▶ Required work: Collect every line of the records below that contains the word "data".

▶ Supplied information:
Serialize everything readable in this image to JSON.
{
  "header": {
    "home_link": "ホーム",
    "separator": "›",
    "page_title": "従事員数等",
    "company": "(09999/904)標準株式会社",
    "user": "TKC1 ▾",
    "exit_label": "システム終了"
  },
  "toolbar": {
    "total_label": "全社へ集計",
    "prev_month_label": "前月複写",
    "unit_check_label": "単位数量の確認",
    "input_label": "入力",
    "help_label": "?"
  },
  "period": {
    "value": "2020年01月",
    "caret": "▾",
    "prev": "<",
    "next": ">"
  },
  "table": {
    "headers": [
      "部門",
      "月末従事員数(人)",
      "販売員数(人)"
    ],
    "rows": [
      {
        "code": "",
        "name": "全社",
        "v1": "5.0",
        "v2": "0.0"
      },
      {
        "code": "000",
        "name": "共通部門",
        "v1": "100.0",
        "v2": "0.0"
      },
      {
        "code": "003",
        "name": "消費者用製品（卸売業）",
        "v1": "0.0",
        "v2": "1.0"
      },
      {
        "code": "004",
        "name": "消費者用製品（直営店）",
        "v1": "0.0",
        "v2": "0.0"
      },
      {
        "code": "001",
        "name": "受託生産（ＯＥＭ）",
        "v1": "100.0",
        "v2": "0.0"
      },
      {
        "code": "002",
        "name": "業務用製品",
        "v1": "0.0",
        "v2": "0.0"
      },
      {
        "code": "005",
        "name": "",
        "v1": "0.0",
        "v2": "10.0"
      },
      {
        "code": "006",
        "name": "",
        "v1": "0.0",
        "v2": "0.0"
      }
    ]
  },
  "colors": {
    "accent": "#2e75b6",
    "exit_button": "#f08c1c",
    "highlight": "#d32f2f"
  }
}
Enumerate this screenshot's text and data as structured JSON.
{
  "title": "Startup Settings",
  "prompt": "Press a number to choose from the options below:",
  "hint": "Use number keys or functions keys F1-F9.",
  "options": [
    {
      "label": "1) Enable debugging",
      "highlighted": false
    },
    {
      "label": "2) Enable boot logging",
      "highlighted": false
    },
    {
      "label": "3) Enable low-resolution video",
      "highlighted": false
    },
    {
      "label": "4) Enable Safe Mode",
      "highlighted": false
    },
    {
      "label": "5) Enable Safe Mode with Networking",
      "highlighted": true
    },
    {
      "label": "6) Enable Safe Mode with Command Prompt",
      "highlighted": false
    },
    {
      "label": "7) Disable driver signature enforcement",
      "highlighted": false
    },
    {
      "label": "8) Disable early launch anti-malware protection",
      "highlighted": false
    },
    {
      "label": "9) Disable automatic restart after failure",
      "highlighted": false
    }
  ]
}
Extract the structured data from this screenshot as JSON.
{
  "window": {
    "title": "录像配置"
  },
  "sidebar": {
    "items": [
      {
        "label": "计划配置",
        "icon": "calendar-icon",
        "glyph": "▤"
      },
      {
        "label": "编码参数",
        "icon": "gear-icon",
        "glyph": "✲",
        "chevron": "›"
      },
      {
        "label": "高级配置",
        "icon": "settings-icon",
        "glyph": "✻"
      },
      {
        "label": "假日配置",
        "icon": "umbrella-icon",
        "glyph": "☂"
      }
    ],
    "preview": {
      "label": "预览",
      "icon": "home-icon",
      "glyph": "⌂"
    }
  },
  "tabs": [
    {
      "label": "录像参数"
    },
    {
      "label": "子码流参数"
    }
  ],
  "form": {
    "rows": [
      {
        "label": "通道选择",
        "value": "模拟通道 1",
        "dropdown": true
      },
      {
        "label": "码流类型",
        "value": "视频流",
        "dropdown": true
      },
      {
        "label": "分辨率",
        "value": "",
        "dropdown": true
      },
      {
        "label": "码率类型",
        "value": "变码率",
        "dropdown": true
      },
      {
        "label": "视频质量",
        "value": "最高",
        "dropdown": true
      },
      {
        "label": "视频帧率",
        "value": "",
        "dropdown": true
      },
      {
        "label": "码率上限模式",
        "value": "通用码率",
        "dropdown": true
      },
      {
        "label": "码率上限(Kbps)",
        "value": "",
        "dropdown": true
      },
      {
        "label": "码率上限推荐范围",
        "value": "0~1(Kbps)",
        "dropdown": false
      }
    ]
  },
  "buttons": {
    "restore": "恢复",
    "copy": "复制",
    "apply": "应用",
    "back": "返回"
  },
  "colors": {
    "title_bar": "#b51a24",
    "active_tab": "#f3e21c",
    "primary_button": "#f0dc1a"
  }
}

▶ Task response:
Enumerate this screenshot's text and data as structured JSON.
Extract the structured data from this screenshot as JSON.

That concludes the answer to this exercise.